◆ Given task
Images do not belong in the copy. Retype all the entries below exactly.
## Begin Material for the task
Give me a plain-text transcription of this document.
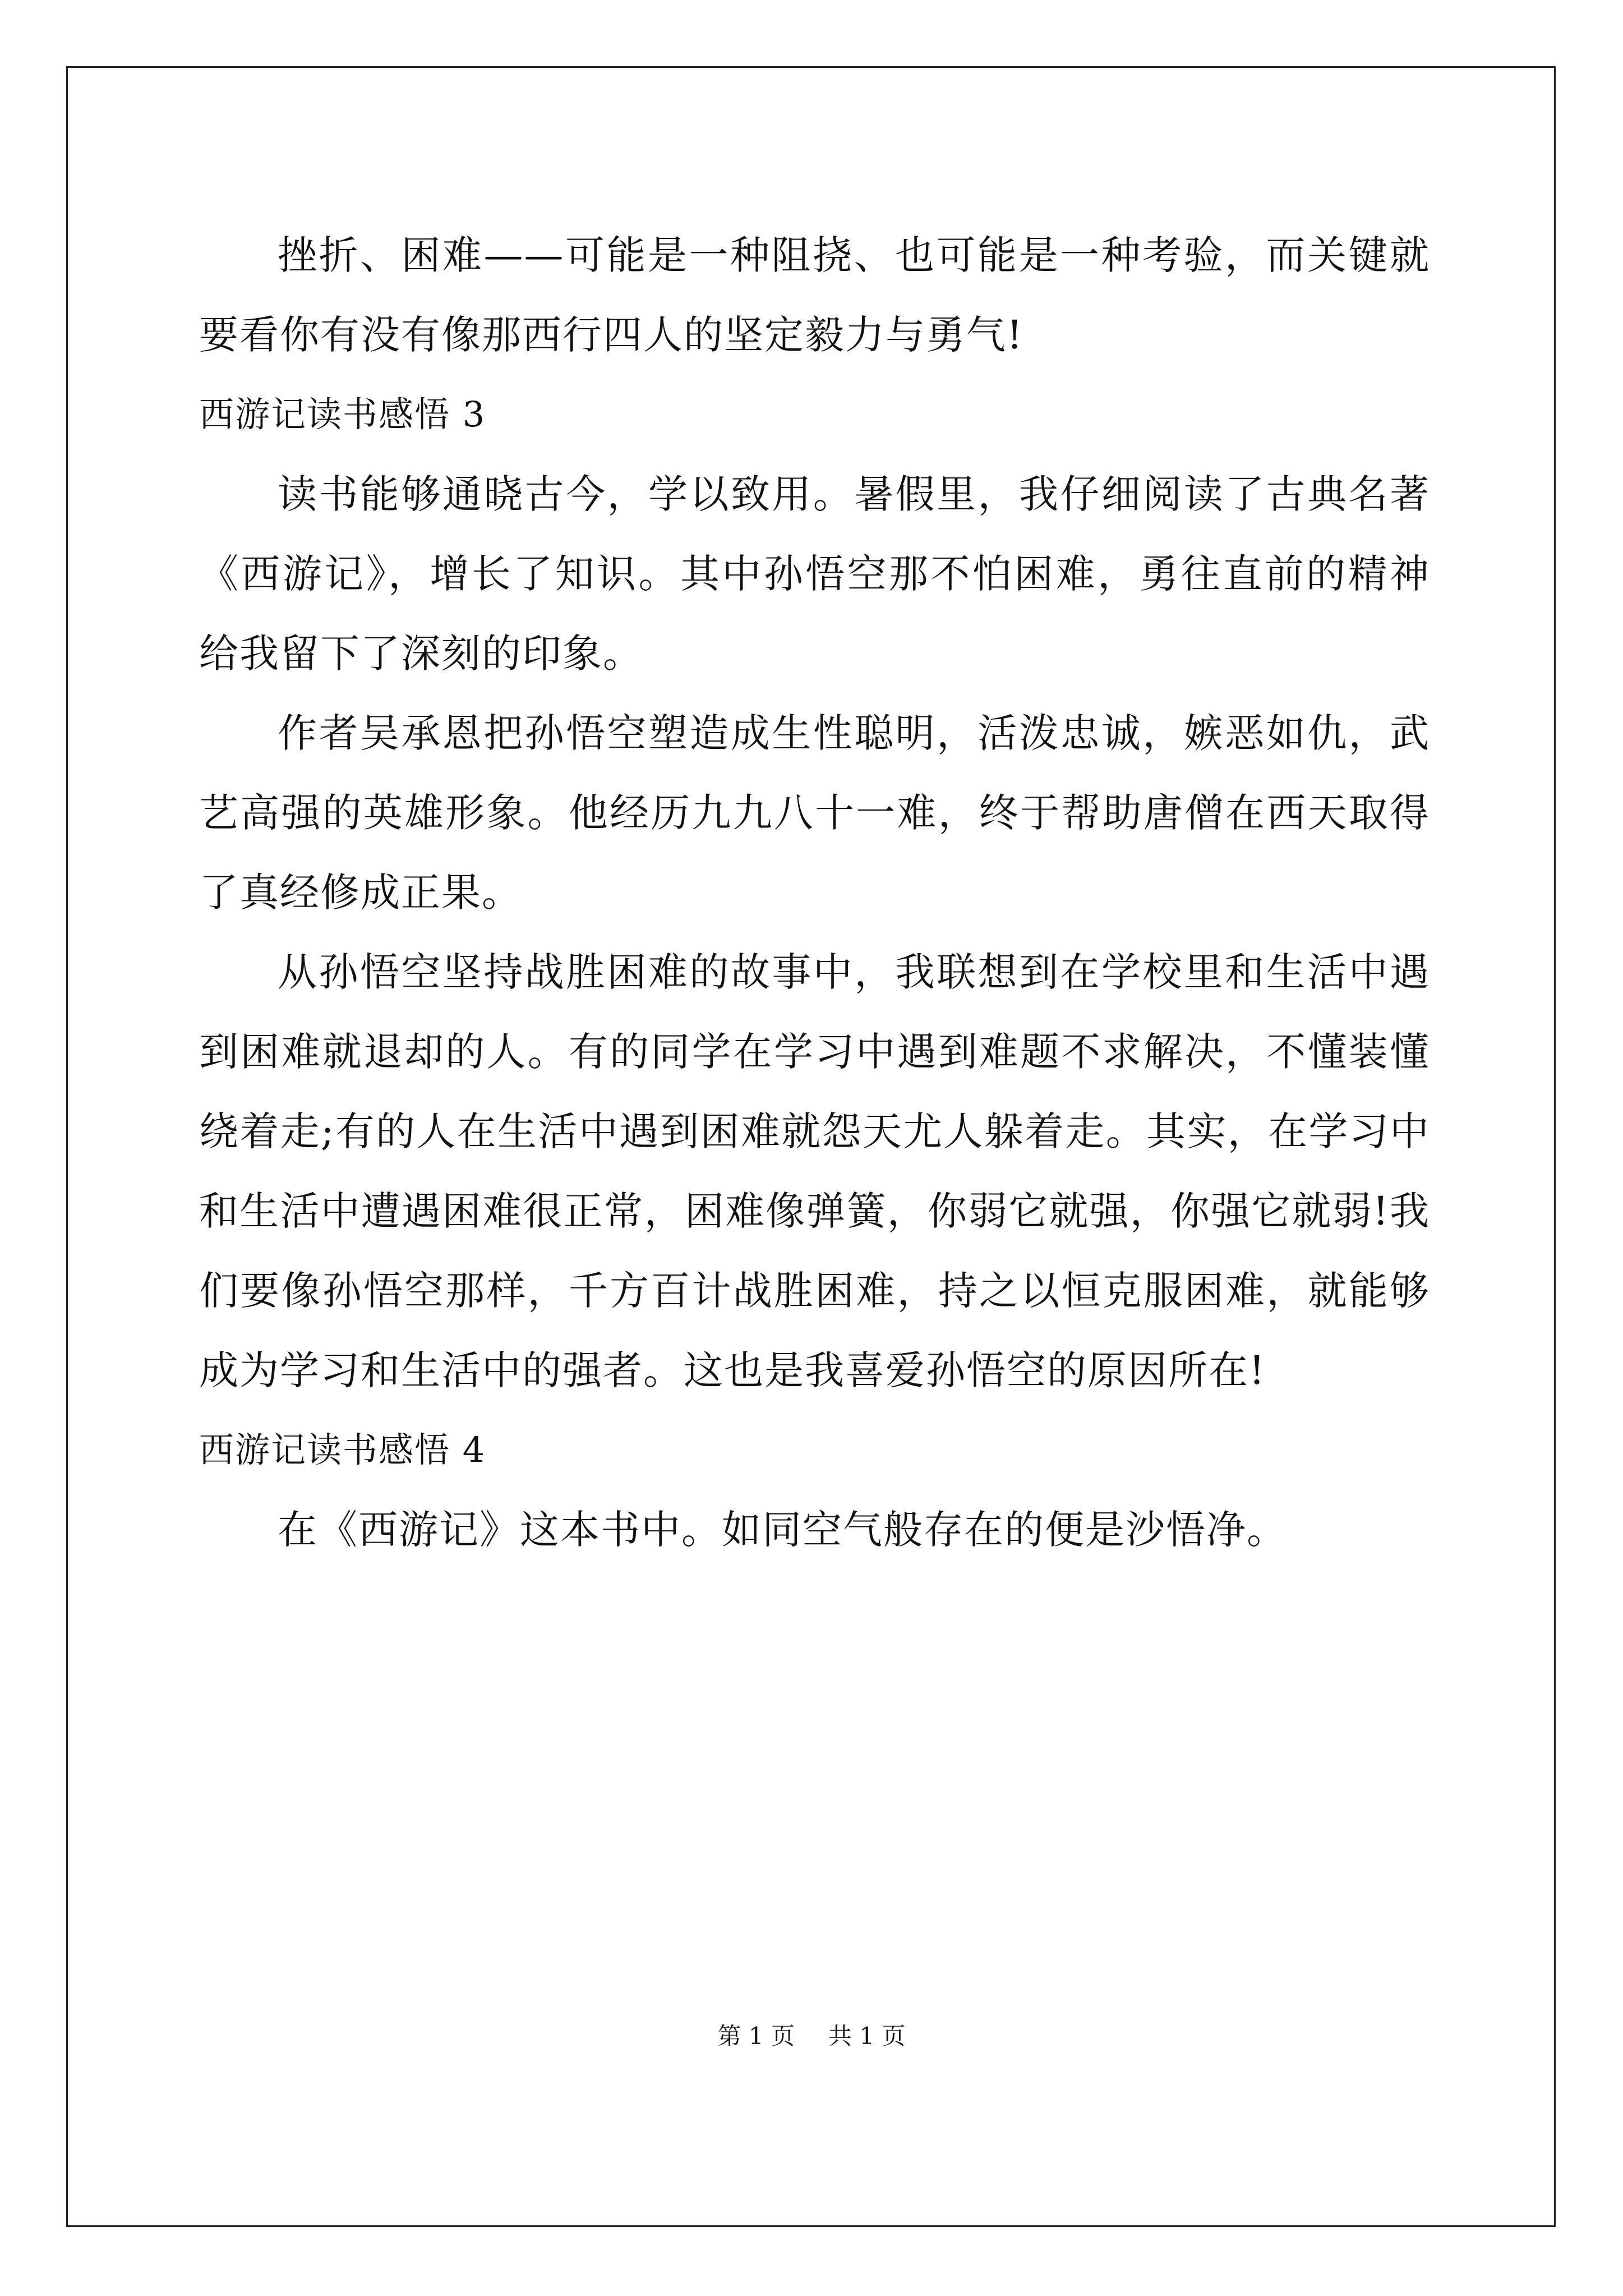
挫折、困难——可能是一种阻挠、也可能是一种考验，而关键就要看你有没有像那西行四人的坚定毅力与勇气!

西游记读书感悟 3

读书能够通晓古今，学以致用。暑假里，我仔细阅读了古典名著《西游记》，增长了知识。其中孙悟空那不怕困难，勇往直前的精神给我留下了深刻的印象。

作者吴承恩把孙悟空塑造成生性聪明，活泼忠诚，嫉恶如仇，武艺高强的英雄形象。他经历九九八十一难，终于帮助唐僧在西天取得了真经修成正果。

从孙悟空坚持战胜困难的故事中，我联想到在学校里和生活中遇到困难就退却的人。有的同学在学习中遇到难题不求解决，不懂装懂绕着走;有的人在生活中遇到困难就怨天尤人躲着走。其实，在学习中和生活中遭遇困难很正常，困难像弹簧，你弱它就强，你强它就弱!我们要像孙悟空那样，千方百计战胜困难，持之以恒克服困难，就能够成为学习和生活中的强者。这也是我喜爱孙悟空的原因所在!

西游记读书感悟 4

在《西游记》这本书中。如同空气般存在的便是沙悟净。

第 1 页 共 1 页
## End Material for the task
◆ Problem solution
Give me a plain-text transcription of this document.
挫折、困难——可能是一种阻挠、也可能是一种考验，而关键就要看你有没有像那西行四人的坚定毅力与勇气!

西游记读书感悟 3

读书能够通晓古今，学以致用。暑假里，我仔细阅读了古典名著《西游记》，增长了知识。其中孙悟空那不怕困难，勇往直前的精神给我留下了深刻的印象。

作者吴承恩把孙悟空塑造成生性聪明，活泼忠诚，嫉恶如仇，武艺高强的英雄形象。他经历九九八十一难，终于帮助唐僧在西天取得了真经修成正果。

从孙悟空坚持战胜困难的故事中，我联想到在学校里和生活中遇到困难就退却的人。有的同学在学习中遇到难题不求解决，不懂装懂绕着走;有的人在生活中遇到困难就怨天尤人躲着走。其实，在学习中和生活中遭遇困难很正常，困难像弹簧，你弱它就强，你强它就弱!我们要像孙悟空那样，千方百计战胜困难，持之以恒克服困难，就能够成为学习和生活中的强者。这也是我喜爱孙悟空的原因所在!

西游记读书感悟 4

在《西游记》这本书中。如同空气般存在的便是沙悟净。

第 1 页 共 1 页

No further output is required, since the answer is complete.